— BEGIN Provided data —

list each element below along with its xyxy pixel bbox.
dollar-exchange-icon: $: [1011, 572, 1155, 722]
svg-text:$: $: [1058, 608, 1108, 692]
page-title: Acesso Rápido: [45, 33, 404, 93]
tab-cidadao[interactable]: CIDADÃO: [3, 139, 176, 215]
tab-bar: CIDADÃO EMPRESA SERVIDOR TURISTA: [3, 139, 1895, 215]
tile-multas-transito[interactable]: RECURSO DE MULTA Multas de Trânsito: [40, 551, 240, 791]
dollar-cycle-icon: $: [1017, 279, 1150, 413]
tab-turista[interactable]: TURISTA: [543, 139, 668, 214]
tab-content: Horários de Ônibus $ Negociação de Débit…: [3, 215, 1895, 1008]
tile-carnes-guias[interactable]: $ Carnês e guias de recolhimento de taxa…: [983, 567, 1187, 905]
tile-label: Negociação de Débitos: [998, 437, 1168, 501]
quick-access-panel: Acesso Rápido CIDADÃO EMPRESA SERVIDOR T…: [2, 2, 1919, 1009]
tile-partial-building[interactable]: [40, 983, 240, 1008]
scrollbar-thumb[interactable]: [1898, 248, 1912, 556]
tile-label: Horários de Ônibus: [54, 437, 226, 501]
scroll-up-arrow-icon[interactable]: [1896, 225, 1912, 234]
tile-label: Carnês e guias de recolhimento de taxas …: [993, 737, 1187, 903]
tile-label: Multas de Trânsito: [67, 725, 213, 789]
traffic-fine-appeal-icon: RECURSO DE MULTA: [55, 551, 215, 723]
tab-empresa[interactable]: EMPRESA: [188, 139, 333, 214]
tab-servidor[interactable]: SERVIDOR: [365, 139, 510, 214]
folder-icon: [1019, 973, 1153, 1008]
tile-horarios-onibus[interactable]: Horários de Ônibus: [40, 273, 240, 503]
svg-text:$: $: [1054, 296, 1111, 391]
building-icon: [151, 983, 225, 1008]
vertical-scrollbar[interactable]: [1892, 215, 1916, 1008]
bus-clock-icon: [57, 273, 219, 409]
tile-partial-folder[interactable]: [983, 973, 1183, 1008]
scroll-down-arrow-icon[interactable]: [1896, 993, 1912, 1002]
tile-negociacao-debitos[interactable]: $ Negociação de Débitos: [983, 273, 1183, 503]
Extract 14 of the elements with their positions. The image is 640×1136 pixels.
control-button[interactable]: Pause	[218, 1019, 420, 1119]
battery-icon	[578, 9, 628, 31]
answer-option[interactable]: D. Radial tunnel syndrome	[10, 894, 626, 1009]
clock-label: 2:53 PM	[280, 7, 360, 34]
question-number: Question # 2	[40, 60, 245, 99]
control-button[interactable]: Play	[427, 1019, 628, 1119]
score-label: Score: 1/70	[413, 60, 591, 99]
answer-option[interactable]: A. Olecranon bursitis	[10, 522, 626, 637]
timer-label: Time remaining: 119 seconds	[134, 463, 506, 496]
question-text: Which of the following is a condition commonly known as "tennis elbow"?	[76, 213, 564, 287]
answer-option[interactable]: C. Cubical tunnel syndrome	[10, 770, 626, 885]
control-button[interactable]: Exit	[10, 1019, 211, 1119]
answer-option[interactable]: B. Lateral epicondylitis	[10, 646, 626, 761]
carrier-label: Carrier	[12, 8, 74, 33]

— END Provided data —

#### Exercise prompt:
Update all of the data above by replacing every instance of "tile-label" with "tile-caption", and reproduce everything else unchanged.

#### Solution below:
list each element below along with its xyxy pixel bbox.
dollar-exchange-icon: $: [1011, 572, 1155, 722]
svg-text:$: $: [1058, 608, 1108, 692]
page-title: Acesso Rápido: [45, 33, 404, 93]
tab-cidadao[interactable]: CIDADÃO: [3, 139, 176, 215]
tab-bar: CIDADÃO EMPRESA SERVIDOR TURISTA: [3, 139, 1895, 215]
tile-multas-transito[interactable]: RECURSO DE MULTA Multas de Trânsito: [40, 551, 240, 791]
dollar-cycle-icon: $: [1017, 279, 1150, 413]
tab-turista[interactable]: TURISTA: [543, 139, 668, 214]
tab-content: Horários de Ônibus $ Negociação de Débit…: [3, 215, 1895, 1008]
tile-carnes-guias[interactable]: $ Carnês e guias de recolhimento de taxa…: [983, 567, 1187, 905]
tile-caption: Negociação de Débitos: [998, 437, 1168, 501]
quick-access-panel: Acesso Rápido CIDADÃO EMPRESA SERVIDOR T…: [2, 2, 1919, 1009]
tile-partial-building[interactable]: [40, 983, 240, 1008]
scrollbar-thumb[interactable]: [1898, 248, 1912, 556]
tile-caption: Horários de Ônibus: [54, 437, 226, 501]
scroll-up-arrow-icon[interactable]: [1896, 225, 1912, 234]
tile-caption: Carnês e guias de recolhimento de taxas …: [993, 737, 1187, 903]
tile-caption: Multas de Trânsito: [67, 725, 213, 789]
traffic-fine-appeal-icon: RECURSO DE MULTA: [55, 551, 215, 723]
tab-empresa[interactable]: EMPRESA: [188, 139, 333, 214]
tab-servidor[interactable]: SERVIDOR: [365, 139, 510, 214]
folder-icon: [1019, 973, 1153, 1008]
tile-horarios-onibus[interactable]: Horários de Ônibus: [40, 273, 240, 503]
svg-text:$: $: [1054, 296, 1111, 391]
building-icon: [151, 983, 225, 1008]
vertical-scrollbar[interactable]: [1892, 215, 1916, 1008]
bus-clock-icon: [57, 273, 219, 409]
tile-partial-folder[interactable]: [983, 973, 1183, 1008]
scroll-down-arrow-icon[interactable]: [1896, 993, 1912, 1002]
tile-negociacao-debitos[interactable]: $ Negociação de Débitos: [983, 273, 1183, 503]
Extract 14 of the elements with their positions. The image is 640×1136 pixels.
control-button[interactable]: Pause	[218, 1019, 420, 1119]
battery-icon	[578, 9, 628, 31]
answer-option[interactable]: D. Radial tunnel syndrome	[10, 894, 626, 1009]
clock-label: 2:53 PM	[280, 7, 360, 34]
question-number: Question # 2	[40, 60, 245, 99]
control-button[interactable]: Play	[427, 1019, 628, 1119]
score-label: Score: 1/70	[413, 60, 591, 99]
answer-option[interactable]: A. Olecranon bursitis	[10, 522, 626, 637]
timer-label: Time remaining: 119 seconds	[134, 463, 506, 496]
question-text: Which of the following is a condition commonly known as "tennis elbow"?	[76, 213, 564, 287]
answer-option[interactable]: C. Cubical tunnel syndrome	[10, 770, 626, 885]
control-button[interactable]: Exit	[10, 1019, 211, 1119]
answer-option[interactable]: B. Lateral epicondylitis	[10, 646, 626, 761]
carrier-label: Carrier	[12, 8, 74, 33]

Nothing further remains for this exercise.